▸ EXTRACTED TEXT

○ ○ ○ ○ ○ ○ ○

Well, we’ve reached a new low in the 2016 election campaign — a campaign that already has set so many new lows, it’s hard to imagine how we can go any lower without breaking into the Earth’s molten interior and immolating ourselves.

I refer to the recording of Donald Trump and a brainless Hollywood social climber named Billy Bush (cousin to Jeb!) in which Trump yet again proves he has no respect for women, period, and prompted such national outrage he decided the only way to respond was to dredge up the sex-addicted antics of Hillary Clinton’s husband.

To punctuate this attempt at political distraction and redirection, he dragged out of the dark corners of anti-Clinton agitation four women, three of whom claimed back in the 1990s that former President Bill Clinton had sexually molested or raped them, and a fourth, Kathy Shelton, who hates Hillary because she defended a man accused of raping Shelton in 1975, when she was 12 years old.



About the three purported sexual victims of Bill’s predations, more later.

But in Shelton’s case, I find it odd that there has been very little attention to the fact that Hillary Clinton was appointed to represent the accused man, by a judge who acceded to the defendant’s request for a female public defender.




Shelton, I should say, should not be denied her anger over being raped (although her assailant pleaded guilty to a lesser charge, according to The Washington Post), but the plain fact is that legally speaking, everyone accused of a crime is guaranteed representation by an attorney if they want one.

And as one who has covered innumerable court hearings and trials, I can tell you that defendants who can’t afford a private attorney usually jump at the chance of a free one, and it seems that in this instance Hillary is guilty of nothing but doing the job that was handed to her and doing it well.

The other three women used by Trump (and I do mean USED) were Paula Jones, Juanita Broaddrick and Kathleen Willey.

Jones sued Clinton over accusations that he sexually harassed her in 1991 (before he was elected to the presidency), something she kept mum about until 1994, only three days before the statute of limitations would have expired for that kind of a lawsuit.

Her suit was dismissed later by a judge for lack of a showing of actual damages. But while that dismissal was on appeal, Clinton agreed to pay her a settlement of $850,000 ($100,000 more than she had sought in her lawsuit).

○ ○ ○ ○ ○ ○ ○

▸ DATA EXCERPTS
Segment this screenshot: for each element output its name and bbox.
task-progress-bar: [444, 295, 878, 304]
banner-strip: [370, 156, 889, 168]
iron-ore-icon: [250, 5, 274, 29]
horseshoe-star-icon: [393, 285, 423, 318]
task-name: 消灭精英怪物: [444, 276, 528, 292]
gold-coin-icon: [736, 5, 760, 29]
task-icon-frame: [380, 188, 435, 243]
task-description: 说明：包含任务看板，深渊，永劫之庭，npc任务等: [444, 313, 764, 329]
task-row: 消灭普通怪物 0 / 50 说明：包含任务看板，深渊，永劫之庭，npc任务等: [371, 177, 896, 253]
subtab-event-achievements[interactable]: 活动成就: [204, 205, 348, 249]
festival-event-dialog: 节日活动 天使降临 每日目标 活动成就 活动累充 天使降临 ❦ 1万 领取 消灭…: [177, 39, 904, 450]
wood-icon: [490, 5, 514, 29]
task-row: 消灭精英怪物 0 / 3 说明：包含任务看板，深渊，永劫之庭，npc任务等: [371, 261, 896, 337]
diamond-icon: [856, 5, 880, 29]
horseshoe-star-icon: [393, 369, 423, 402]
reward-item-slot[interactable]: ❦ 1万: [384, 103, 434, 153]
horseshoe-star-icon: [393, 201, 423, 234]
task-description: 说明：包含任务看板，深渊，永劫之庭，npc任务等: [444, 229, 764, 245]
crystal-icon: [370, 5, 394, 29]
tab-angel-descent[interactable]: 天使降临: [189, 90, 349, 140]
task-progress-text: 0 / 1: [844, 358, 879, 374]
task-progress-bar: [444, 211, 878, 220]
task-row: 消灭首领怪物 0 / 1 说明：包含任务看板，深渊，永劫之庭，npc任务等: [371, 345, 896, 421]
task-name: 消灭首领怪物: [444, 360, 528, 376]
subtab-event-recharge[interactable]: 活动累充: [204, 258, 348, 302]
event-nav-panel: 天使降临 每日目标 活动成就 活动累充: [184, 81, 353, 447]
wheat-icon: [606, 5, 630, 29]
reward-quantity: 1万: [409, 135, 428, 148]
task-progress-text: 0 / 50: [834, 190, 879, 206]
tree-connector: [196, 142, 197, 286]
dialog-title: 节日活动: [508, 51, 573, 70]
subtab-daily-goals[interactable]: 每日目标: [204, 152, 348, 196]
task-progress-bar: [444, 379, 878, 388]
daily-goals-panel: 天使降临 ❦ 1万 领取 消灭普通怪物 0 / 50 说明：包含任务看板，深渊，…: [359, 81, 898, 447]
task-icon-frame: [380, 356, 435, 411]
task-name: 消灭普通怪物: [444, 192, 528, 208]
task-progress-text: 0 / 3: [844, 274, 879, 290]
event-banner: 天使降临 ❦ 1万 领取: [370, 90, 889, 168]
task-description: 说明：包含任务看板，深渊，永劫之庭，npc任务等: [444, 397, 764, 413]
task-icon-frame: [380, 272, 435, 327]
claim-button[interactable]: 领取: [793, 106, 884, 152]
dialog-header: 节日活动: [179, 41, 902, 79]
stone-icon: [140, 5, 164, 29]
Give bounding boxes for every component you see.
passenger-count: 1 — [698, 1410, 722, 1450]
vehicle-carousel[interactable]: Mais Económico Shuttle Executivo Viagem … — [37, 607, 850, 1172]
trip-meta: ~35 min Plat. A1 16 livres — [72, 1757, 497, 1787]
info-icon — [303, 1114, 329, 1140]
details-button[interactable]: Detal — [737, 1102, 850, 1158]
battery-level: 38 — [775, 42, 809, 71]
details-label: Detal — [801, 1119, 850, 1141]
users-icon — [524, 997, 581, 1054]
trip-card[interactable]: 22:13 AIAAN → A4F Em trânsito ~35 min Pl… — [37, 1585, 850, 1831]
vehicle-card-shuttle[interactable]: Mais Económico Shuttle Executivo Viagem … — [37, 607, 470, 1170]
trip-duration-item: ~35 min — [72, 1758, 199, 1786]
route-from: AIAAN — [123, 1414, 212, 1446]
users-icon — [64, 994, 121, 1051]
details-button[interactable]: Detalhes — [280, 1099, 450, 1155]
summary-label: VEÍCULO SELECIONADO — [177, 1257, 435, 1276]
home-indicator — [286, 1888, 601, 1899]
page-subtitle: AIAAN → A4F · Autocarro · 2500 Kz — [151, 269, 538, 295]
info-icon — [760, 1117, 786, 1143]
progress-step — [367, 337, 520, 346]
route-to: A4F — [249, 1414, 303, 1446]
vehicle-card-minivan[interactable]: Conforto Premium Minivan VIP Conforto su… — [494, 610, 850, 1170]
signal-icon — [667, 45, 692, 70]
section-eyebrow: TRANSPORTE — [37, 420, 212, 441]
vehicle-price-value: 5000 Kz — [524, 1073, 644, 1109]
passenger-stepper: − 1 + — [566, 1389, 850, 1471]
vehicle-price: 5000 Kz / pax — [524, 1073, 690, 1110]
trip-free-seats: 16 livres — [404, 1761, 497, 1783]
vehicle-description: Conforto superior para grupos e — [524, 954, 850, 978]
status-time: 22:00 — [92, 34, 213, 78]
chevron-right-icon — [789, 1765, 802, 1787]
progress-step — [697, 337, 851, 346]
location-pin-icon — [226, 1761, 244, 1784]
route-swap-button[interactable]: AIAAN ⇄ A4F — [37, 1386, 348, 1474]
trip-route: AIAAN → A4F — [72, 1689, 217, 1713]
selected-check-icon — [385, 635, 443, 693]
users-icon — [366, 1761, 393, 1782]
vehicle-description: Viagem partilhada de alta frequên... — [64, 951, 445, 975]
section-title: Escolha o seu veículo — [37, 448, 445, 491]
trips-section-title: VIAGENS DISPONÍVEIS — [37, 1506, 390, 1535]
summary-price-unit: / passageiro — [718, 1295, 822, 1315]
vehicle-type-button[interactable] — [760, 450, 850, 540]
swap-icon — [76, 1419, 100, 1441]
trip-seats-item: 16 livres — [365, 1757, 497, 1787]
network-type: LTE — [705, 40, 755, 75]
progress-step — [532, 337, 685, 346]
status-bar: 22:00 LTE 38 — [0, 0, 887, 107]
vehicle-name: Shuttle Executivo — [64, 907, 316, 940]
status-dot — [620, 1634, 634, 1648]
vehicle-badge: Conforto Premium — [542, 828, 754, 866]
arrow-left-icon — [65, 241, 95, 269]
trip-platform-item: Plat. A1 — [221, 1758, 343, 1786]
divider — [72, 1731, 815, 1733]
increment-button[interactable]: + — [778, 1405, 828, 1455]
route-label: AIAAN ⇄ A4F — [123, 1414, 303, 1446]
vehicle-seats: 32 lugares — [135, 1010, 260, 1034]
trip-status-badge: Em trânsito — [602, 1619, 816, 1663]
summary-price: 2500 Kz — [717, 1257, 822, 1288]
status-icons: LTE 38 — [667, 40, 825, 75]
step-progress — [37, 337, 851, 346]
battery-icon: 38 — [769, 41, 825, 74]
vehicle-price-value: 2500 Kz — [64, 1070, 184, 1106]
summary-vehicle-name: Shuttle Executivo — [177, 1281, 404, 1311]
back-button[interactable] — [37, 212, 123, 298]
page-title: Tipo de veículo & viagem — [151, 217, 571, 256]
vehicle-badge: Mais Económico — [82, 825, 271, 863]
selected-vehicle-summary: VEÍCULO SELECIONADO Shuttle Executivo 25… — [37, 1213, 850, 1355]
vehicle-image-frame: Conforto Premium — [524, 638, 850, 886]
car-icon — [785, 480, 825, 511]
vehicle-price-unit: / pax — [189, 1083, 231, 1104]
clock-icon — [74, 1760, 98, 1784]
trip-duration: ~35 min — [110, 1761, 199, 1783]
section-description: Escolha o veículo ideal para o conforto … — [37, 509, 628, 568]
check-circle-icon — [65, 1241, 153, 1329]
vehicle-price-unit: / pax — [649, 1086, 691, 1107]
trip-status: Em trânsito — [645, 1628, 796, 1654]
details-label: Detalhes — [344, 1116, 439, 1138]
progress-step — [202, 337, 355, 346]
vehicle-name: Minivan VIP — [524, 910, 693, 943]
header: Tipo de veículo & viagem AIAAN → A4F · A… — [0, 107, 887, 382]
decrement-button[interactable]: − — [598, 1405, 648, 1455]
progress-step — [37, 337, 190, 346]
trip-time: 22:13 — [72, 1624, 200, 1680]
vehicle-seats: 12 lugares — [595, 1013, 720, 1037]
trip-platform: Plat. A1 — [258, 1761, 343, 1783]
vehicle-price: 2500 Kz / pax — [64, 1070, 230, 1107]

○ ○ ○ ○ ○ ○ ○

▸ WHAT YOU WILL DO
a) Can you set down the records from their first line up to and including the line with "task-icon-frame: [380, 188, 435, 243]", copying each line unchanged?
b) Can you carry the commentary on Trump, the Clintons and the 2016 campaign forward from its last sentence?

▸ THE REPLIES
a)
Segment this screenshot: for each element output its name and bbox.
task-progress-bar: [444, 295, 878, 304]
banner-strip: [370, 156, 889, 168]
iron-ore-icon: [250, 5, 274, 29]
horseshoe-star-icon: [393, 285, 423, 318]
task-name: 消灭精英怪物: [444, 276, 528, 292]
gold-coin-icon: [736, 5, 760, 29]
task-icon-frame: [380, 188, 435, 243]

b)
Another one of Trump’s four accusers, Juanita Broaddrick, claimed that Clinton forced her to have sex with him in the late 1970s, when he was attorney general for the state of Arkansas, although no charges were ever filed based on her story.

And while Broaddrick also claimed Hillary Clinton subsequently “threatened” her in some way, published accounts cast doubt on that claim. She repeatedly denied rumors of the incident for years, and Hillary Clinton’s “threat” turned out, by Broaddrick’s own admission, to have been a quick chat at a campaign function when Hillary thanked Broaddrick for the work Broaddrick was doing on Bill Clinton’s behalf.

Willey, according to published accounts, accused Bill Clinton of sexual assault in 1993, while he was president, although her story later was shot full of holes. Linda Tripp, who loomed large in the Monica Lewinsky scandal and presidential impeachment proceedings, at one point testified that it actually was Willey who pursued Clinton, though Tripp later reversed direction and claimed Willey’s story was true.

I don’t know the truth about the women’s claims, though I have no doubt that Bill Clinton was a sex-addicted narcissist who regularly strayed from his marital pledge and used his celebrity and political rank to win sexual favors from women around him.

But all of this is completely irrelevant to the current presidential race, unless Trump thinks Hillary Clinton was pimping her husband out for nefarious reasons. He hasn’t said that yet, but I wouldn’t be surprised to hear it between now and Nov. 8.

The truth of Trump’s despicable political tactic in trotting out these women is simple — he desperately needs to divert attention from the statements he made to Billy Bush, on camera and in front of witnesses, which quite clearly show him to be the unapologetic pig and egotist that we’ve all known he is for some time.

And, of course, any effort to tarnish the Clintons has been prime grist for the Republican mill since Bill whipped George H.W. Bush in the 1992 election and was lucky enough to preside over a decade of remarkable American economic prosperity that has not been equaled since.

So, once again, Trump is trying to divert attention from his own lack of fitness to be president, by trumping up old news that the American electorate didn’t care much about even back when it was new news.

It’s pathetic, but he has to do it this way, I believe, because he truly has no vision for this country’s future and would be the most disastrous and least effective president we could possibly elect in these dangerous times.

As proof, I suggest you watch the debate again and note how many times his rambling statements contained actual facts. I believe you could count them on one hand, while his nasty generalizations, insulting remarks and unsupported charges against Hillary spilled over the stage like the outflow from a particularly fetid swamp.